Goal → Locate and copy all lines bearing the word "label".

[Collection entries]

------------

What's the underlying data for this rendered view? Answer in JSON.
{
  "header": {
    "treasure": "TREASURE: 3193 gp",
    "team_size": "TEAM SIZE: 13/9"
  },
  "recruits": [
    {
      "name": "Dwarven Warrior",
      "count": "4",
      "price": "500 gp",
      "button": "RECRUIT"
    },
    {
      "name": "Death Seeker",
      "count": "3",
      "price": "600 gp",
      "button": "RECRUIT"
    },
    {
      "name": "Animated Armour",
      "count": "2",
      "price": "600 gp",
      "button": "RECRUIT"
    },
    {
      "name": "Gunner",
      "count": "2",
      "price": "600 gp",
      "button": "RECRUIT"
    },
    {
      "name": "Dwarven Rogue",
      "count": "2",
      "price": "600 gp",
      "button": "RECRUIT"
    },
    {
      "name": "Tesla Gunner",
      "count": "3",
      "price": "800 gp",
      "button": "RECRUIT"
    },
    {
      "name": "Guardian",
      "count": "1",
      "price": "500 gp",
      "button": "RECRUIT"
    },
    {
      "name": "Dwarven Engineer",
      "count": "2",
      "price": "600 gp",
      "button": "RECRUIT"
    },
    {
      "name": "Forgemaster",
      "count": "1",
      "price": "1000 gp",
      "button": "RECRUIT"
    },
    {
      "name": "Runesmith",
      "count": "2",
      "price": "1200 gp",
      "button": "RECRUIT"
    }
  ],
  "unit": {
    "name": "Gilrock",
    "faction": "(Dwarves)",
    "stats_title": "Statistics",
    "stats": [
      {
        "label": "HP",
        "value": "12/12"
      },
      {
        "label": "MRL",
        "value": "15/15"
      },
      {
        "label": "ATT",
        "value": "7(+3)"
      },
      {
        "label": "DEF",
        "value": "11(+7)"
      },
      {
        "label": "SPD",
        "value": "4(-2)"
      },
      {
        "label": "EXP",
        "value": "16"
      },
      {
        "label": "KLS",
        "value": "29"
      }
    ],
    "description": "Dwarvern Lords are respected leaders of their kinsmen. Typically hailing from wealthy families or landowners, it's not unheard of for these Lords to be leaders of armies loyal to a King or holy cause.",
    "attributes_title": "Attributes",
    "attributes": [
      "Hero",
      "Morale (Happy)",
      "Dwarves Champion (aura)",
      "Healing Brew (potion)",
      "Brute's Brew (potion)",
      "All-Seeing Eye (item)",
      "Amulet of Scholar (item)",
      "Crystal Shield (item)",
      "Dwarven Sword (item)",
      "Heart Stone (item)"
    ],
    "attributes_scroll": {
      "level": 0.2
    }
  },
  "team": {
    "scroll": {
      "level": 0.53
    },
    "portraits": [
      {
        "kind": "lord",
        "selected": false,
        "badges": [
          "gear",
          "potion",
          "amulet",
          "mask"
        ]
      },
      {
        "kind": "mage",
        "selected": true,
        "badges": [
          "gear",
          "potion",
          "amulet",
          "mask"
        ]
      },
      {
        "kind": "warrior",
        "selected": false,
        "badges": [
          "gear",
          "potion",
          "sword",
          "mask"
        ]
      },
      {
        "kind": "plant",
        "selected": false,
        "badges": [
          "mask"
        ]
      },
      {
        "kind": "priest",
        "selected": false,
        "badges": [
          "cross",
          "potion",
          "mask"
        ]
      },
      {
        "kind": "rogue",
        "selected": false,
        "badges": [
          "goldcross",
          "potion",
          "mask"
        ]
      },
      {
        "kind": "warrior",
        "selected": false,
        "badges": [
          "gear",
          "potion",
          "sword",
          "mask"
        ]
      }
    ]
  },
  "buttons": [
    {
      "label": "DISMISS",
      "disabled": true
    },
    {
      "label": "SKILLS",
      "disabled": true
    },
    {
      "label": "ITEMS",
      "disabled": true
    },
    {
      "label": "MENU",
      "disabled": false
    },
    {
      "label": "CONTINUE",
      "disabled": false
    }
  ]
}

------------

The output →
        "label": "HP",
        "label": "MRL",
        "label": "ATT",
        "label": "DEF",
        "label": "SPD",
        "label": "EXP",
        "label": "KLS",
      "label": "DISMISS",
      "label": "SKILLS",
      "label": "ITEMS",
      "label": "MENU",
      "label": "CONTINUE",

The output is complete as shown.